From the listing below, pull out the lines that hold "JSON".
──────
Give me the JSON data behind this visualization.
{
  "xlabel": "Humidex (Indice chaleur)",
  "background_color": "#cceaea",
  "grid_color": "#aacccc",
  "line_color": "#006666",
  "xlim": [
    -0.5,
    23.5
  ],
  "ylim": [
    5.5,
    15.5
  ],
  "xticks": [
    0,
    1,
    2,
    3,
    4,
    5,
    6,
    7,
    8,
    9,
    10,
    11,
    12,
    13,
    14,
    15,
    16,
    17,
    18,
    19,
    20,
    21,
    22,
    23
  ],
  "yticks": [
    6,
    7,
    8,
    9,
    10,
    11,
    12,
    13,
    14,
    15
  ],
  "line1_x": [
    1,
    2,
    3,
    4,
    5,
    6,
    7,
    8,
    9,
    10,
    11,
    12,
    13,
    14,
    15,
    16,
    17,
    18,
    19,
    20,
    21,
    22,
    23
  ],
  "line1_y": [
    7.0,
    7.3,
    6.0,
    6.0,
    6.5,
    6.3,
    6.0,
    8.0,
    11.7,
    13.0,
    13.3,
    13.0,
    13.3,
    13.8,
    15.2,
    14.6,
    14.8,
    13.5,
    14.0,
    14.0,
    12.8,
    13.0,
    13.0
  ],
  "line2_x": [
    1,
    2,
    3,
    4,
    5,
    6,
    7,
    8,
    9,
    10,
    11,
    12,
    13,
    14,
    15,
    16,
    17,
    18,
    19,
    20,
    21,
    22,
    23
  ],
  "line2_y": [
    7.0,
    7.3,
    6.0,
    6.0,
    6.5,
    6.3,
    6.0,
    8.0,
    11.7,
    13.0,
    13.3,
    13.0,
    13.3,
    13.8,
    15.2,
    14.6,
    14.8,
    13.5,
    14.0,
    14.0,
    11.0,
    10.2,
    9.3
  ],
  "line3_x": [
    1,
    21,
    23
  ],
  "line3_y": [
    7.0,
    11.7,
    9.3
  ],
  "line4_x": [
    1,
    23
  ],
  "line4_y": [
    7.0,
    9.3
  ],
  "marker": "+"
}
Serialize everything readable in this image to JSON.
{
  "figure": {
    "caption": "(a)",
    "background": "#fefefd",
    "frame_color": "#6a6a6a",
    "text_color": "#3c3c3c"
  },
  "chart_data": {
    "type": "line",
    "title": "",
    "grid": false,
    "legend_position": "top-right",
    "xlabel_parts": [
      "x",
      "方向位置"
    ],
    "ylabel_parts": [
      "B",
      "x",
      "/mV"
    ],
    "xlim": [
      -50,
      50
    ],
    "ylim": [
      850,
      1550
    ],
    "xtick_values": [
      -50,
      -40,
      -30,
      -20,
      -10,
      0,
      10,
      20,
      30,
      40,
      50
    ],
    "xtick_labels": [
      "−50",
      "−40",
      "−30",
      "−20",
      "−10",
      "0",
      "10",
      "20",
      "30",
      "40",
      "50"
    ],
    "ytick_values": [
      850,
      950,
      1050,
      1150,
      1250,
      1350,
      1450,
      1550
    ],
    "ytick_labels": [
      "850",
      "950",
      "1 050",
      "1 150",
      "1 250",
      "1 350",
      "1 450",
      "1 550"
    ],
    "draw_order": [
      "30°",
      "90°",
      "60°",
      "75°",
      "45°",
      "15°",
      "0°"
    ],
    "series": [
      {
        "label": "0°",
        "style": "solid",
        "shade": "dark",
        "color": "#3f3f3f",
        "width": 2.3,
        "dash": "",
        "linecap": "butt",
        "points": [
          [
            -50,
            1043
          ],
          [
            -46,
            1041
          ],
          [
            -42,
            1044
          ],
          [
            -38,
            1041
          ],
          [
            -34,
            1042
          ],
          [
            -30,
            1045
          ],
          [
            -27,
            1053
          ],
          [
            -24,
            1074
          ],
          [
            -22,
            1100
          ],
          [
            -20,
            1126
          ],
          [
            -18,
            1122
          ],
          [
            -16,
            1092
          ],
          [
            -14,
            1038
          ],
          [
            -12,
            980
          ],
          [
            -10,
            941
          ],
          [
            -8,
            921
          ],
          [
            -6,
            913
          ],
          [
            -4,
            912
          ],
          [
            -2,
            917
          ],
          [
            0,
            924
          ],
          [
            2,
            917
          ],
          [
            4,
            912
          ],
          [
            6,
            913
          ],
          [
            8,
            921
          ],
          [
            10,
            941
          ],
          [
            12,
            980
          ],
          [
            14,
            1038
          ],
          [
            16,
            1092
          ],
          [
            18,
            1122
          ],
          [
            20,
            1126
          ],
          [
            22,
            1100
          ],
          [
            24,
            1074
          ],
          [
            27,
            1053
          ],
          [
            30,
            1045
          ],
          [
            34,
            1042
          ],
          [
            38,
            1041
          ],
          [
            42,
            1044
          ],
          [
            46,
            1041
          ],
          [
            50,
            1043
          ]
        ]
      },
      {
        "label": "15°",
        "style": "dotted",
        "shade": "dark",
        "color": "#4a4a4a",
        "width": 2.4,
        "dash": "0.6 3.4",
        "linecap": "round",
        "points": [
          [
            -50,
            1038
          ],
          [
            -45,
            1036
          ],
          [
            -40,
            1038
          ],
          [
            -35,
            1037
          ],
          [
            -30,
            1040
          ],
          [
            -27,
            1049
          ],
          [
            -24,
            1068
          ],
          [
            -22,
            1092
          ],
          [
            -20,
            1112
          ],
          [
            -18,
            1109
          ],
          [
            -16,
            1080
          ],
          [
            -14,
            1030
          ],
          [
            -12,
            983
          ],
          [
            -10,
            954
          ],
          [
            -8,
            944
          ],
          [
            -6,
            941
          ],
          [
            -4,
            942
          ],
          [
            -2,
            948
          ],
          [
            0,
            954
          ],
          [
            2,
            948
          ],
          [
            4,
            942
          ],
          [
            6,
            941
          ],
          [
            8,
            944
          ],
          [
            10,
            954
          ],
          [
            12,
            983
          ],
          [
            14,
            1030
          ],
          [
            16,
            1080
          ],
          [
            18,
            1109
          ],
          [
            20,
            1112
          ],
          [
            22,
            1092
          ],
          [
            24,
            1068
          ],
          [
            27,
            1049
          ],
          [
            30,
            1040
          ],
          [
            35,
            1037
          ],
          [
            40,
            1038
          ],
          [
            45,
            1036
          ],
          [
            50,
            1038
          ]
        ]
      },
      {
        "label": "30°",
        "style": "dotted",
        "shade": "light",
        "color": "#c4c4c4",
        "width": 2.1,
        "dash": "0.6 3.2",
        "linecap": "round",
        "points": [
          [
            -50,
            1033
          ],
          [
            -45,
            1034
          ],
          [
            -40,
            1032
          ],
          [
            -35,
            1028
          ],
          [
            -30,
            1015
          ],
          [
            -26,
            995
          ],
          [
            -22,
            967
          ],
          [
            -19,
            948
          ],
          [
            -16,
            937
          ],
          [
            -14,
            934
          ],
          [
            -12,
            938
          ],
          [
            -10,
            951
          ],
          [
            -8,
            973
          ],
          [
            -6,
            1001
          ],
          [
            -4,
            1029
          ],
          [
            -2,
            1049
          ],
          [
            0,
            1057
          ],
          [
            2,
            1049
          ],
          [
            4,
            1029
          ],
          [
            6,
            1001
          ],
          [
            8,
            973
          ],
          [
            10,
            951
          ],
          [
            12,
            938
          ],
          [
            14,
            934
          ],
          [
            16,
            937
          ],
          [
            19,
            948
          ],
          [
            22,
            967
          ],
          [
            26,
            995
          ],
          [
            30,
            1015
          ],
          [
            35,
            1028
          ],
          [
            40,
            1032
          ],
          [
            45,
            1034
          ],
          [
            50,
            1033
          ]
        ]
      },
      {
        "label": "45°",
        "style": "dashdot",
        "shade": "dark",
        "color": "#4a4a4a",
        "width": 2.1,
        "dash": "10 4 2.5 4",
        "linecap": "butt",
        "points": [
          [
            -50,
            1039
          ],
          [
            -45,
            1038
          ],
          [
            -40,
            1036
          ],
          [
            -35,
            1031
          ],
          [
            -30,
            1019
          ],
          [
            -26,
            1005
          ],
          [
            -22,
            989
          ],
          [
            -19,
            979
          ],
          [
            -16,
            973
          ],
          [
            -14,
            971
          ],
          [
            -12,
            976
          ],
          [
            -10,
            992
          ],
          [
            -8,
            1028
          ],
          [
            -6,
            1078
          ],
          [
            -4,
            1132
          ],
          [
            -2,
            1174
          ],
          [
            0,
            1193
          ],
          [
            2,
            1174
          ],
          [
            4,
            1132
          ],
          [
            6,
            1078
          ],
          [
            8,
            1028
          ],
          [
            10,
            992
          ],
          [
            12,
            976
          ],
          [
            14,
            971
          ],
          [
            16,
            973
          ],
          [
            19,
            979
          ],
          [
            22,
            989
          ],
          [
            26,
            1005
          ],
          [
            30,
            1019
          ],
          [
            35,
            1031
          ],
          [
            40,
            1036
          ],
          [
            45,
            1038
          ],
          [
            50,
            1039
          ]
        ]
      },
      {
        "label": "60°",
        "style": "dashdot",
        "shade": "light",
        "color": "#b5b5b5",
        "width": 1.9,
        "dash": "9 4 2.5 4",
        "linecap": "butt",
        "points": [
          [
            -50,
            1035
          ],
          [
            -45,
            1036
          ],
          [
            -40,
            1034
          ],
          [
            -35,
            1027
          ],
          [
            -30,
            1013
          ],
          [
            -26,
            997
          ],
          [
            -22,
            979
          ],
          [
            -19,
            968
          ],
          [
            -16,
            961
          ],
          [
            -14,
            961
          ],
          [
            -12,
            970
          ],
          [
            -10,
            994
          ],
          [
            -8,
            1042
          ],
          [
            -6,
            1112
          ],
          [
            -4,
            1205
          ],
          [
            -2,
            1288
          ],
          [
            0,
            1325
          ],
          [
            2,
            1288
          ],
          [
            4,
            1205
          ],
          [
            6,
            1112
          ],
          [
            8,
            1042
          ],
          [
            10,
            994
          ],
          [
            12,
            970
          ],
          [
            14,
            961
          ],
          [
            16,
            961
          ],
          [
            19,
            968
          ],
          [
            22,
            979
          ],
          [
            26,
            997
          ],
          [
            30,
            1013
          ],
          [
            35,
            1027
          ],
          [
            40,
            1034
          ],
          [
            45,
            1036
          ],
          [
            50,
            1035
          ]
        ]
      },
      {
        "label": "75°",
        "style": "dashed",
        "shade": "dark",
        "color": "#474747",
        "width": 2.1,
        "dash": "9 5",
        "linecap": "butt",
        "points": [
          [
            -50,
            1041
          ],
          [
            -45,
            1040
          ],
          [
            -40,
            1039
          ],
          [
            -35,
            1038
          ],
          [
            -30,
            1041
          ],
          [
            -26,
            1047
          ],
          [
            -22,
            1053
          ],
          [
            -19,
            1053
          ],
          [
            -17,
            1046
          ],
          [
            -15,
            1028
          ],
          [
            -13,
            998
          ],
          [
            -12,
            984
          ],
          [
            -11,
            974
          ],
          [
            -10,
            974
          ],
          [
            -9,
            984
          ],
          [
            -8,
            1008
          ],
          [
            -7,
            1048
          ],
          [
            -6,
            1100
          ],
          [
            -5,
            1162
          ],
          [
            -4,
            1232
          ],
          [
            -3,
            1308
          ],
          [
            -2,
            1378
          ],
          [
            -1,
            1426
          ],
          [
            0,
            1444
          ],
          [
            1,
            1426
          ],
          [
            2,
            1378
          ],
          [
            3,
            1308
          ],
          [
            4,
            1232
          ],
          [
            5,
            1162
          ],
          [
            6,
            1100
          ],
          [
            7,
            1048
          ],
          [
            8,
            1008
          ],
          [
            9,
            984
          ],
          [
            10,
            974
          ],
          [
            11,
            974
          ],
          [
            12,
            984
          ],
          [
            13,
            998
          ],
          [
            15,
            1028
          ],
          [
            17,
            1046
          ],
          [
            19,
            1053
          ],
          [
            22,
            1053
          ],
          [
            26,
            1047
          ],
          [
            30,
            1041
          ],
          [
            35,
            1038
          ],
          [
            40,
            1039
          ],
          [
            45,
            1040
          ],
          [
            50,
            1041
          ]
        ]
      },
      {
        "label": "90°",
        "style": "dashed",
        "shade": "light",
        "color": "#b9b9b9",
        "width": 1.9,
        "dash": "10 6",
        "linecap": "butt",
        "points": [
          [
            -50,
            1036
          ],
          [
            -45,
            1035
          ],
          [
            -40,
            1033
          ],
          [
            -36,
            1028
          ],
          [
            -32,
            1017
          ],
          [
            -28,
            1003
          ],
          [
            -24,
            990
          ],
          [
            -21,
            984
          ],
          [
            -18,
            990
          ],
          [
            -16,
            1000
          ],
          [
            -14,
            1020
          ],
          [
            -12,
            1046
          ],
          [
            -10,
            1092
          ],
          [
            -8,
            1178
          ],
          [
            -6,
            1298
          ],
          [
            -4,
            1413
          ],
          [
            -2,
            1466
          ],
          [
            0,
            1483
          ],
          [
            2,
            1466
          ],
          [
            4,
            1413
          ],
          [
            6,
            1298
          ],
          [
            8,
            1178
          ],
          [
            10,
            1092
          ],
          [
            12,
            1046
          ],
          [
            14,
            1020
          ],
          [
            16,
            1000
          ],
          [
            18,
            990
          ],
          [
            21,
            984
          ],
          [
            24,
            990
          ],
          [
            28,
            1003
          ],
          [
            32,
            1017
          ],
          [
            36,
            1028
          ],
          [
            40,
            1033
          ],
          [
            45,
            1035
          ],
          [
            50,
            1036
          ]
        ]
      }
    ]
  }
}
──────
**Task solution**
Give me the JSON data behind this visualization.
Serialize everything readable in this image to JSON.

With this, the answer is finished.